◆ Written instruction ◆
Would you transcribe the whole listing exactly, minus its pictures?

+---+

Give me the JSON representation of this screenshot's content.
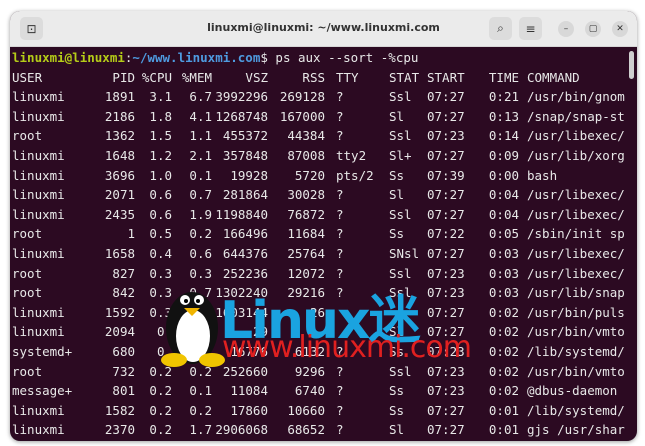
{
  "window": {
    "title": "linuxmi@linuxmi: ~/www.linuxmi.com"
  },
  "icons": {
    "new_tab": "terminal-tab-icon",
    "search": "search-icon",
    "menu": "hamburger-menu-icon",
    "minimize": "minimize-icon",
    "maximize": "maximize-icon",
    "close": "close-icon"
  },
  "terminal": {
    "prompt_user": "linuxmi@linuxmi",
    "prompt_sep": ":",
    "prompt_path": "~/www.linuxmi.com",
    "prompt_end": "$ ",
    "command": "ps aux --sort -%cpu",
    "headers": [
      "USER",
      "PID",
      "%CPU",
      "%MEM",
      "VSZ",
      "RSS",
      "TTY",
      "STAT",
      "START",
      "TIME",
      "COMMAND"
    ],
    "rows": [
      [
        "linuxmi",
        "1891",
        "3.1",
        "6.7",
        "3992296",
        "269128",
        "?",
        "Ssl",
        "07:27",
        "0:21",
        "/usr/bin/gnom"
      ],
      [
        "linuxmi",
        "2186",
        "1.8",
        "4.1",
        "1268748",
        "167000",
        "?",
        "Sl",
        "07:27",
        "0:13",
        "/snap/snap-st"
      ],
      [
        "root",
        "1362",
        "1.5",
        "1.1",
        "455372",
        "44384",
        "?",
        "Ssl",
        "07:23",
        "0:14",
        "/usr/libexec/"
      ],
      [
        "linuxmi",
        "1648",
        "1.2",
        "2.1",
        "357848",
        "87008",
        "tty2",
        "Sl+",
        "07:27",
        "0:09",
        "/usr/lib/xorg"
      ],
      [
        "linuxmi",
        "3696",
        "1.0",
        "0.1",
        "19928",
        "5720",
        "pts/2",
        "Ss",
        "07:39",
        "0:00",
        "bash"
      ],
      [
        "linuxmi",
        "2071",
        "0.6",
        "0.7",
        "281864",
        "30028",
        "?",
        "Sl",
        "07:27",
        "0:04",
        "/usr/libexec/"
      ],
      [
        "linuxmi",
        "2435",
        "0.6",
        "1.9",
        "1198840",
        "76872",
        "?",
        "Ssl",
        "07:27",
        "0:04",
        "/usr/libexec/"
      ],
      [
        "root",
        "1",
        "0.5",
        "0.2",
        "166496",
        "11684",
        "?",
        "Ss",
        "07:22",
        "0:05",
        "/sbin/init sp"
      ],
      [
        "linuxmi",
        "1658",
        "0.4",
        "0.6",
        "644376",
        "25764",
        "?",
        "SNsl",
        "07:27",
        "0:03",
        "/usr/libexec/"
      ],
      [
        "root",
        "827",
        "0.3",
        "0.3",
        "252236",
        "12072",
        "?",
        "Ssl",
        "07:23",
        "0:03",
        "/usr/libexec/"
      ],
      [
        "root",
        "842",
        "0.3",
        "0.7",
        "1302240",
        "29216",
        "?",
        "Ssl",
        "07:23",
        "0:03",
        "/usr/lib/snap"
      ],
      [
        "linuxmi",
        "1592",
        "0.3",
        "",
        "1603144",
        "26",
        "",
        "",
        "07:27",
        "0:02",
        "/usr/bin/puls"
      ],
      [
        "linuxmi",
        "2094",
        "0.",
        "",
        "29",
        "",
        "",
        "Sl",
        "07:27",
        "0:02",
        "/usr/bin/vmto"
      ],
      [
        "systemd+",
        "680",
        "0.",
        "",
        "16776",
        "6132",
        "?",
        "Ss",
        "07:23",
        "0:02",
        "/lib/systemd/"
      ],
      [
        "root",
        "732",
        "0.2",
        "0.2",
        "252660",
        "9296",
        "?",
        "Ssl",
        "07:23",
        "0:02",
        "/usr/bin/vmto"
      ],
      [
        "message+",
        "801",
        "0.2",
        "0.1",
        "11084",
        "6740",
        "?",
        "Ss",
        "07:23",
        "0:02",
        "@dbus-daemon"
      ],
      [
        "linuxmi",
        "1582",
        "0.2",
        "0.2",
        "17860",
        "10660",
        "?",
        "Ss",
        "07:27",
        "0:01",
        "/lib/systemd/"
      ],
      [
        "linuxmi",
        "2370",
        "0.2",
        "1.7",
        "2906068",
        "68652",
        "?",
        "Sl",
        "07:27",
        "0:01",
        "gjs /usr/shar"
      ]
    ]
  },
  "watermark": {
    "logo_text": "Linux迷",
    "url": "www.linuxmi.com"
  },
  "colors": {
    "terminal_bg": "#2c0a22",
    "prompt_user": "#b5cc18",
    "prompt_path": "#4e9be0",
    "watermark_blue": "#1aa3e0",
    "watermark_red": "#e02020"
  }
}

+---+

◆ The reply ◆
Give me the JSON representation of this screenshot's content.
{
  "window": {
    "title": "linuxmi@linuxmi: ~/www.linuxmi.com"
  },
  "icons": {
    "new_tab": "terminal-tab-icon",
    "search": "search-icon",
    "menu": "hamburger-menu-icon",
    "minimize": "minimize-icon",
    "maximize": "maximize-icon",
    "close": "close-icon"
  },
  "terminal": {
    "prompt_user": "linuxmi@linuxmi",
    "prompt_sep": ":",
    "prompt_path": "~/www.linuxmi.com",
    "prompt_end": "$ ",
    "command": "ps aux --sort -%cpu",
    "headers": [
      "USER",
      "PID",
      "%CPU",
      "%MEM",
      "VSZ",
      "RSS",
      "TTY",
      "STAT",
      "START",
      "TIME",
      "COMMAND"
    ],
    "rows": [
      [
        "linuxmi",
        "1891",
        "3.1",
        "6.7",
        "3992296",
        "269128",
        "?",
        "Ssl",
        "07:27",
        "0:21",
        "/usr/bin/gnom"
      ],
      [
        "linuxmi",
        "2186",
        "1.8",
        "4.1",
        "1268748",
        "167000",
        "?",
        "Sl",
        "07:27",
        "0:13",
        "/snap/snap-st"
      ],
      [
        "root",
        "1362",
        "1.5",
        "1.1",
        "455372",
        "44384",
        "?",
        "Ssl",
        "07:23",
        "0:14",
        "/usr/libexec/"
      ],
      [
        "linuxmi",
        "1648",
        "1.2",
        "2.1",
        "357848",
        "87008",
        "tty2",
        "Sl+",
        "07:27",
        "0:09",
        "/usr/lib/xorg"
      ],
      [
        "linuxmi",
        "3696",
        "1.0",
        "0.1",
        "19928",
        "5720",
        "pts/2",
        "Ss",
        "07:39",
        "0:00",
        "bash"
      ],
      [
        "linuxmi",
        "2071",
        "0.6",
        "0.7",
        "281864",
        "30028",
        "?",
        "Sl",
        "07:27",
        "0:04",
        "/usr/libexec/"
      ],
      [
        "linuxmi",
        "2435",
        "0.6",
        "1.9",
        "1198840",
        "76872",
        "?",
        "Ssl",
        "07:27",
        "0:04",
        "/usr/libexec/"
      ],
      [
        "root",
        "1",
        "0.5",
        "0.2",
        "166496",
        "11684",
        "?",
        "Ss",
        "07:22",
        "0:05",
        "/sbin/init sp"
      ],
      [
        "linuxmi",
        "1658",
        "0.4",
        "0.6",
        "644376",
        "25764",
        "?",
        "SNsl",
        "07:27",
        "0:03",
        "/usr/libexec/"
      ],
      [
        "root",
        "827",
        "0.3",
        "0.3",
        "252236",
        "12072",
        "?",
        "Ssl",
        "07:23",
        "0:03",
        "/usr/libexec/"
      ],
      [
        "root",
        "842",
        "0.3",
        "0.7",
        "1302240",
        "29216",
        "?",
        "Ssl",
        "07:23",
        "0:03",
        "/usr/lib/snap"
      ],
      [
        "linuxmi",
        "1592",
        "0.3",
        "",
        "1603144",
        "26",
        "",
        "",
        "07:27",
        "0:02",
        "/usr/bin/puls"
      ],
      [
        "linuxmi",
        "2094",
        "0.",
        "",
        "29",
        "",
        "",
        "Sl",
        "07:27",
        "0:02",
        "/usr/bin/vmto"
      ],
      [
        "systemd+",
        "680",
        "0.",
        "",
        "16776",
        "6132",
        "?",
        "Ss",
        "07:23",
        "0:02",
        "/lib/systemd/"
      ],
      [
        "root",
        "732",
        "0.2",
        "0.2",
        "252660",
        "9296",
        "?",
        "Ssl",
        "07:23",
        "0:02",
        "/usr/bin/vmto"
      ],
      [
        "message+",
        "801",
        "0.2",
        "0.1",
        "11084",
        "6740",
        "?",
        "Ss",
        "07:23",
        "0:02",
        "@dbus-daemon"
      ],
      [
        "linuxmi",
        "1582",
        "0.2",
        "0.2",
        "17860",
        "10660",
        "?",
        "Ss",
        "07:27",
        "0:01",
        "/lib/systemd/"
      ],
      [
        "linuxmi",
        "2370",
        "0.2",
        "1.7",
        "2906068",
        "68652",
        "?",
        "Sl",
        "07:27",
        "0:01",
        "gjs /usr/shar"
      ]
    ]
  },
  "watermark": {
    "logo_text": "Linux迷",
    "url": "www.linuxmi.com"
  },
  "colors": {
    "terminal_bg": "#2c0a22",
    "prompt_user": "#b5cc18",
    "prompt_path": "#4e9be0",
    "watermark_blue": "#1aa3e0",
    "watermark_red": "#e02020"
  }
}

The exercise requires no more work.